**Rows:**
## Start

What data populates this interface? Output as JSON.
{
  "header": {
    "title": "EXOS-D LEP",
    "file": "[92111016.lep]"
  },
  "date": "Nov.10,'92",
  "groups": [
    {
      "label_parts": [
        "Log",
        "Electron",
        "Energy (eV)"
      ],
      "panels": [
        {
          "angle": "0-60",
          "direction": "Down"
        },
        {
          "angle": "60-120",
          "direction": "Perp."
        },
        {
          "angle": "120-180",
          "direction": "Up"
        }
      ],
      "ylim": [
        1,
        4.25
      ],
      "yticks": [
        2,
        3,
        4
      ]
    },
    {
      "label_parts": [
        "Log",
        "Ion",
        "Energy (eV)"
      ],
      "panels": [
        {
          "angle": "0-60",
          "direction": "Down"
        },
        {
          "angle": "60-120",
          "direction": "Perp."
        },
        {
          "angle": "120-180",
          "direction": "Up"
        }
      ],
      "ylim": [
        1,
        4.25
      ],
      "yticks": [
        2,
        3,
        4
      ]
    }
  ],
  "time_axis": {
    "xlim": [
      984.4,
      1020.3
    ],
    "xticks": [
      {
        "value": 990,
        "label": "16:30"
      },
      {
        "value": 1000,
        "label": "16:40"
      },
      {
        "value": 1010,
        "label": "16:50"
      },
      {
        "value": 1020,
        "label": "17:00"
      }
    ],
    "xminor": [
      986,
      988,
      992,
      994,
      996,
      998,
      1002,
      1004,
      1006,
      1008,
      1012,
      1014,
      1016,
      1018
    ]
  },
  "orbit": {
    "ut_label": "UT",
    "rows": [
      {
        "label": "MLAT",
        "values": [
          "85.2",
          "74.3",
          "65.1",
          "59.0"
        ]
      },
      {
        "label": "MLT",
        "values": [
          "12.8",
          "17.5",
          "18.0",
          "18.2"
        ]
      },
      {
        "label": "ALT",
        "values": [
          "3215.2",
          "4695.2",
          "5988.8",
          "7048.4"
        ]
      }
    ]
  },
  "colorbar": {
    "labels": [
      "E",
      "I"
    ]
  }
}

## End

**Exercise description:** Give an exact repetition of all the material.

**Answer:**
What data populates this interface? Output as JSON.
{
  "header": {
    "title": "EXOS-D LEP",
    "file": "[92111016.lep]"
  },
  "date": "Nov.10,'92",
  "groups": [
    {
      "label_parts": [
        "Log",
        "Electron",
        "Energy (eV)"
      ],
      "panels": [
        {
          "angle": "0-60",
          "direction": "Down"
        },
        {
          "angle": "60-120",
          "direction": "Perp."
        },
        {
          "angle": "120-180",
          "direction": "Up"
        }
      ],
      "ylim": [
        1,
        4.25
      ],
      "yticks": [
        2,
        3,
        4
      ]
    },
    {
      "label_parts": [
        "Log",
        "Ion",
        "Energy (eV)"
      ],
      "panels": [
        {
          "angle": "0-60",
          "direction": "Down"
        },
        {
          "angle": "60-120",
          "direction": "Perp."
        },
        {
          "angle": "120-180",
          "direction": "Up"
        }
      ],
      "ylim": [
        1,
        4.25
      ],
      "yticks": [
        2,
        3,
        4
      ]
    }
  ],
  "time_axis": {
    "xlim": [
      984.4,
      1020.3
    ],
    "xticks": [
      {
        "value": 990,
        "label": "16:30"
      },
      {
        "value": 1000,
        "label": "16:40"
      },
      {
        "value": 1010,
        "label": "16:50"
      },
      {
        "value": 1020,
        "label": "17:00"
      }
    ],
    "xminor": [
      986,
      988,
      992,
      994,
      996,
      998,
      1002,
      1004,
      1006,
      1008,
      1012,
      1014,
      1016,
      1018
    ]
  },
  "orbit": {
    "ut_label": "UT",
    "rows": [
      {
        "label": "MLAT",
        "values": [
          "85.2",
          "74.3",
          "65.1",
          "59.0"
        ]
      },
      {
        "label": "MLT",
        "values": [
          "12.8",
          "17.5",
          "18.0",
          "18.2"
        ]
      },
      {
        "label": "ALT",
        "values": [
          "3215.2",
          "4695.2",
          "5988.8",
          "7048.4"
        ]
      }
    ]
  },
  "colorbar": {
    "labels": [
      "E",
      "I"
    ]
  }
}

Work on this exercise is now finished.